=== Written request 1 ===
In the piece on photojournalism below, why are photographers now turning to books? Answer in one to three sentences.
=== Written request 2 ===
Answer these questions from the piece on photojournalism below:
(a) What is the name of the project Donna Ferrato is crowd-funding through Kickstarter?
(b) Which book series inspires the format of Chris Boot's publications?
(c) What does Hank Willis Thomas remove from 1960s magazine ads featuring African-Americans?

=== Article ===

Greene is as eloquent with words as he is with images, and his despair was palpable. The heady days of working for a news organization, of having one’s film supplied, of having a support team, are gone. Today’s photojournalists are independents, without an assignment from a sponsor. They must pay their own freight, make their own connections, be responsible for their own security, and then shop their images to the highest bidder.
As a result, photographers strive to produce what the media wants — and if the image captured is not “true” enough, it will be manipulated until it meets expectations. Stanley further asserts that news organizations are enamored of video, and will forsake the riveting still photo for one minute of “you are there” footage. It was never an easy way to make a living; it is now damn near impossible.
So everyone’s doing books. Ernesto Bazan, a noted street photographer who has chronicled life in Cuba in stunning color and black-and-white, has produced several books about his time there, is a publisher himself, and now conducts workshops on how to get one’s work in print.
Donna Ferrato produces annual, very limited edition books and is working through Kickstarter to crowd-fund her latest project, Unbeatable. Alex Webb, perhaps the preeminent street photographer, works with his wife, Rebecca Webb, on book projects. David Alan Harvey conducted a master class at LOOK3 on how to publish.
Chris Boot, director of the Aperture Foundation, and a publisher of photography books, gave a delightful presentation. He draws inspiration for the format of his publications from the Ladybird Book series, beloved children’s books in the UK, and then displayed images (and his droll sense of humor) from Welcome to Pyongyang by Charlie Crane, and Meetings, by Paul Shambroom. Where Children Sleep, by James Mollison, presents at once charming-yet-unsettling images of the sleeping spaces juxtaposed by portraits of the children themselves.
Hank Willis Thomas disarmed us by announcing his nervousness about his fiancée’s parents in attendance, and then proceeded to knock us out with his assertion that “photography is a medium of continuous manipulation, particularly in the advertising industry,” and he takes that manipulation one step further in his work. In one series, he removes all headlines and text from 1960s magazine ads that feature African-Americans. By stripping away the words, he reveals images that are both humorous and horrifying; images that at a core level, he says, “are a reflection of the way culture views itself or its aspirations.”
2. The Exhibits
For sheer majesty, Camille Seaman’s gallery exhibit, The Last Iceberg, had no rival. The subjects and the image sizes themselves were monumental, and provided undeniable, alarming proof of global warming, and the terrible consequences of refusing to acknowledge what we are doing to our planet.
The images in Stanley Greene’s exhibit were so raw and hard to look at that I felt compelled to look — hard — and remember. His straight-on photo of a small Chechen boy sitting on a bed with his two amputated leg stumps and an expression that conveyed, “This is my reality, this is all I’ve ever known … but why?” will remain with me forever.

=== Data ===
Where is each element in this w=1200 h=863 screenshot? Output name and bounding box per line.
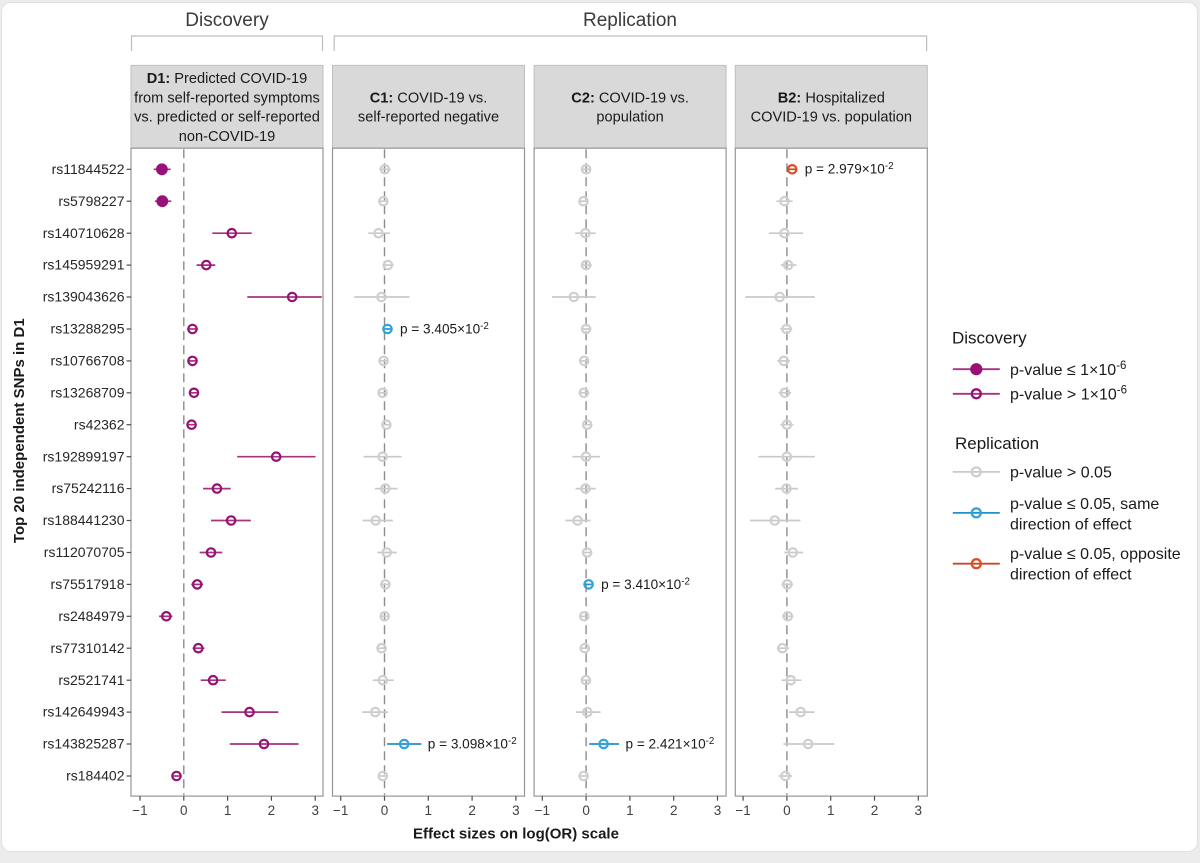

=== Output 1 ===
Staff jobs with supplied film and support teams are gone. Photojournalists now work independently, pay their own way and sell their images to the highest bidder, while news organizations prefer video to still photos. Earning a living from photojournalism has become nearly impossible, so everyone is doing books.

=== Output 2 ===
(a) Unbeatable
(b) The Ladybird Book series
(c) All headlines and text